-- BEGIN Exercise materials --

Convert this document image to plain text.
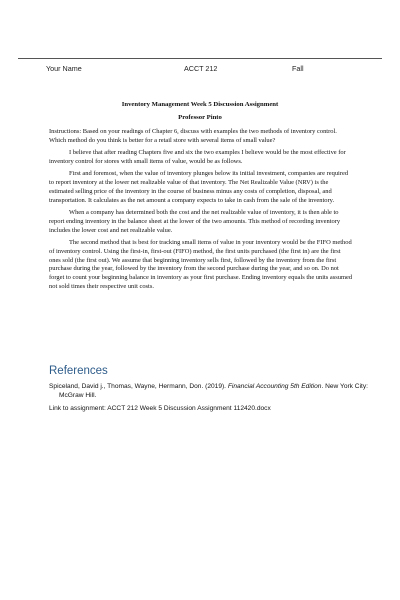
Your Name	ACCT 212	Fall
Inventory Management Week 5 Discussion Assignment
Professor Pinto

Instructions: Based on your readings of Chapter 6, discuss with examples the two methods of inventory control. Which method do you think is better for a retail store with several items of small value?

I believe that after reading Chapters five and six the two examples I believe would be the most effective for inventory control for stores with small items of value, would be as follows.

First and foremost, when the value of inventory plunges below its initial investment, companies are required to report inventory at the lower net realizable value of that inventory. The Net Realizable Value (NRV) is the estimated selling price of the inventory in the course of business minus any costs of completion, disposal, and transportation. It calculates as the net amount a company expects to take in cash from the sale of the inventory.

When a company has determined both the cost and the net realizable value of inventory, it is then able to report ending inventory in the balance sheet at the lower of the two amounts. This method of recording inventory includes the lower cost and net realizable value.

The second method that is best for tracking small items of value in your inventory would be the FIFO method of inventory control. Using the first-in, first-out (FIFO) method, the first units purchased (the first in) are the first ones sold (the first out). We assume that beginning inventory sells first, followed by the inventory from the first purchase during the year, followed by the inventory from the second purchase during the year, and so on. Do not forget to count your beginning balance in inventory as your first purchase. Ending inventory equals the units assumed not sold times their respective unit costs.

References
Spiceland, David j., Thomas, Wayne, Hermann, Don. (2019). Financial Accounting 5th Edition. New York City: McGraw Hill.
Link to assignment: ACCT 212 Week 5 Discussion Assignment 112420.docx
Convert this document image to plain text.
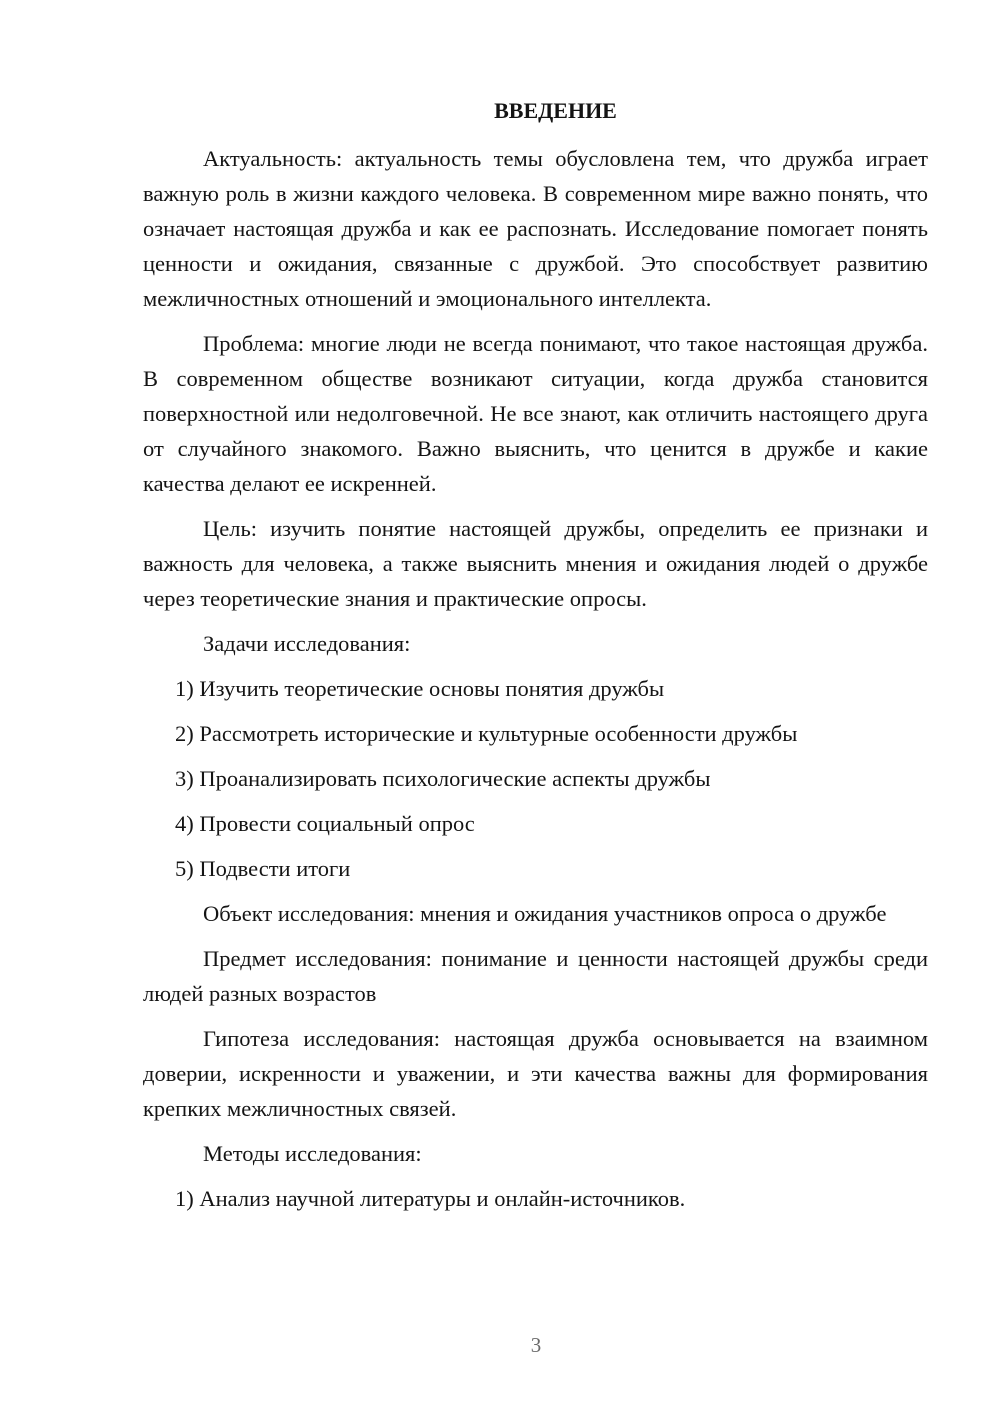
ВВЕДЕНИЕ

Актуальность: актуальность темы обусловлена тем, что дружба играет важную роль в жизни каждого человека. В современном мире важно понять, что означает настоящая дружба и как ее распознать. Исследование помогает понять ценности и ожидания, связанные с дружбой. Это способствует развитию межличностных отношений и эмоционального интеллекта.

Проблема: многие люди не всегда понимают, что такое настоящая дружба. В современном обществе возникают ситуации, когда дружба становится поверхностной или недолговечной. Не все знают, как отличить настоящего друга от случайного знакомого. Важно выяснить, что ценится в дружбе и какие качества делают ее искренней.

Цель: изучить понятие настоящей дружбы, определить ее признаки и важность для человека, а также выяснить мнения и ожидания людей о дружбе через теоретические знания и практические опросы.

Задачи исследования:
1) Изучить теоретические основы понятия дружбы
2) Рассмотреть исторические и культурные особенности дружбы
3) Проанализировать психологические аспекты дружбы
4) Провести социальный опрос
5) Подвести итоги

Объект исследования: мнения и ожидания участников опроса о дружбе

Предмет исследования: понимание и ценности настоящей дружбы среди людей разных возрастов

Гипотеза исследования: настоящая дружба основывается на взаимном доверии, искренности и уважении, и эти качества важны для формирования крепких межличностных связей.

Методы исследования:
1) Анализ научной литературы и онлайн-источников.
3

-- END Exercise materials --

## Aim
Gather all lines of the records that include the word "company".

## Written answer
First and foremost, when the value of inventory plunges below its initial investment, companies are required to report inventory at the lower net realizable value of that inventory. The Net Realizable Value (NRV) is the estimated selling price of the inventory in the course of business minus any costs of completion, disposal, and transportation. It calculates as the net amount a company expects to take in cash from the sale of the inventory.
When a company has determined both the cost and the net realizable value of inventory, it is then able to report ending inventory in the balance sheet at the lower of the two amounts. This method of recording inventory includes the lower cost and net realizable value.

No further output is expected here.